*Exercise brief*
Below are the records. List every line holding the word "color".

○ ○ ○ ○ ○ ○ ○

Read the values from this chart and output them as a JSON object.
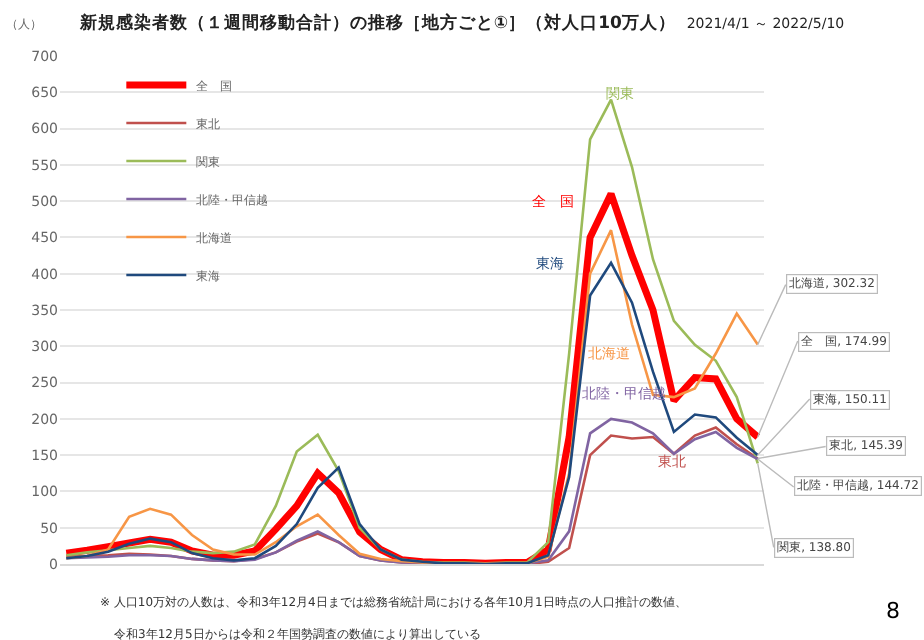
{
  "chart_data": {
    "type": "line",
    "title": "新規感染者数（１週間移動合計）の推移［地方ごと①］（対人口10万人）",
    "subtitle": "2021/4/1 ～ 2022/5/10",
    "ylabel": "（人）",
    "categories": [
      null,
      null,
      null,
      null,
      null,
      null,
      null,
      null,
      null,
      null,
      null,
      null,
      null,
      null,
      null,
      null,
      null,
      null,
      null,
      null,
      null,
      null,
      null,
      null,
      null,
      null,
      null,
      null,
      null,
      null,
      null,
      null,
      null,
      null
    ],
    "series": [
      {
        "name": "全　国",
        "color": "#ff0000",
        "values": [
          15,
          19,
          24,
          29,
          34,
          30,
          18,
          12,
          12,
          18,
          48,
          80,
          125,
          98,
          44,
          20,
          6,
          3,
          2,
          2,
          1,
          2,
          2,
          20,
          175,
          450,
          510,
          425,
          350,
          225,
          257,
          255,
          200,
          174.99
        ]
      },
      {
        "name": "東北",
        "color": "#c0504d",
        "values": [
          10,
          11,
          12,
          14,
          13,
          11,
          7,
          5,
          4,
          7,
          16,
          31,
          42,
          30,
          11,
          5,
          2,
          2,
          1,
          1,
          0,
          0,
          0,
          3,
          22,
          150,
          177,
          173,
          175,
          152,
          177,
          188,
          165,
          145.39
        ]
      },
      {
        "name": "関東",
        "color": "#9bbb59",
        "values": [
          12,
          16,
          19,
          22,
          25,
          22,
          17,
          15,
          17,
          27,
          80,
          155,
          178,
          128,
          50,
          20,
          6,
          3,
          2,
          2,
          1,
          2,
          2,
          30,
          290,
          585,
          640,
          547,
          420,
          335,
          302,
          280,
          230,
          138.8
        ]
      },
      {
        "name": "北陸・甲信越",
        "color": "#8064a2",
        "values": [
          8,
          9,
          10,
          12,
          12,
          11,
          7,
          5,
          4,
          6,
          16,
          32,
          45,
          30,
          11,
          5,
          2,
          2,
          1,
          1,
          0,
          1,
          1,
          5,
          45,
          180,
          200,
          195,
          180,
          152,
          172,
          182,
          160,
          144.72
        ]
      },
      {
        "name": "北海道",
        "color": "#f79646",
        "values": [
          8,
          11,
          20,
          65,
          76,
          68,
          40,
          20,
          13,
          13,
          30,
          52,
          68,
          40,
          14,
          7,
          4,
          2,
          1,
          1,
          1,
          1,
          1,
          10,
          125,
          400,
          460,
          330,
          233,
          230,
          242,
          290,
          345,
          302.32
        ]
      },
      {
        "name": "東海",
        "color": "#1f497d",
        "values": [
          8,
          11,
          17,
          28,
          35,
          30,
          15,
          8,
          5,
          8,
          25,
          55,
          105,
          133,
          55,
          20,
          6,
          3,
          1,
          1,
          0,
          1,
          1,
          12,
          120,
          370,
          415,
          360,
          265,
          182,
          206,
          202,
          174,
          150.11
        ]
      }
    ],
    "ylim": [
      0,
      700
    ],
    "yticks": [
      0,
      50,
      100,
      150,
      200,
      250,
      300,
      350,
      400,
      450,
      500,
      550,
      600,
      650,
      700
    ],
    "grid": "y",
    "legend": "top left",
    "tick_labels": "y",
    "marker": "none",
    "line_style": "solid",
    "annotations": [
      "関東",
      "全　国",
      "東海",
      "北海道",
      "北陸・甲信越",
      "東北",
      "北海道, 302.32",
      "全　国, 174.99",
      "東海, 150.11",
      "東北, 145.39",
      "北陸・甲信越, 144.72",
      "関東, 138.80",
      "※ 人口10万対の人数は、令和3年12月4日までは総務省統計局における各年10月1日時点の人口推計の数値、",
      "令和3年12月5日からは令和２年国勢調査の数値により算出している",
      "8"
    ]
  }
}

○ ○ ○ ○ ○ ○ ○

*Reply*
        "color": "#ff0000",
        "color": "#c0504d",
        "color": "#9bbb59",
        "color": "#8064a2",
        "color": "#f79646",
        "color": "#1f497d",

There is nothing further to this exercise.